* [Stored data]
════════════════════

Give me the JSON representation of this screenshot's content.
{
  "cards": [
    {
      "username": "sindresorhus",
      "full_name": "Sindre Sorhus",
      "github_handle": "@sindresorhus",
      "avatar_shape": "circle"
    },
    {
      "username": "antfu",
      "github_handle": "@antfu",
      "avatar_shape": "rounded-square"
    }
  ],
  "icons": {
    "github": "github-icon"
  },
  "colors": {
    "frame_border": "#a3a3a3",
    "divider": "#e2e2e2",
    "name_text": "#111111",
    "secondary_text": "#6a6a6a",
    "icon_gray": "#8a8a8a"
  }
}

════════════════════

* [STATED GOAL] Transcribe all the entries, keeping each one exactly as it is.

* [REPLY TO THE TASK]
Give me the JSON representation of this screenshot's content.
{
  "cards": [
    {
      "username": "sindresorhus",
      "full_name": "Sindre Sorhus",
      "github_handle": "@sindresorhus",
      "avatar_shape": "circle"
    },
    {
      "username": "antfu",
      "github_handle": "@antfu",
      "avatar_shape": "rounded-square"
    }
  ],
  "icons": {
    "github": "github-icon"
  },
  "colors": {
    "frame_border": "#a3a3a3",
    "divider": "#e2e2e2",
    "name_text": "#111111",
    "secondary_text": "#6a6a6a",
    "icon_gray": "#8a8a8a"
  }
}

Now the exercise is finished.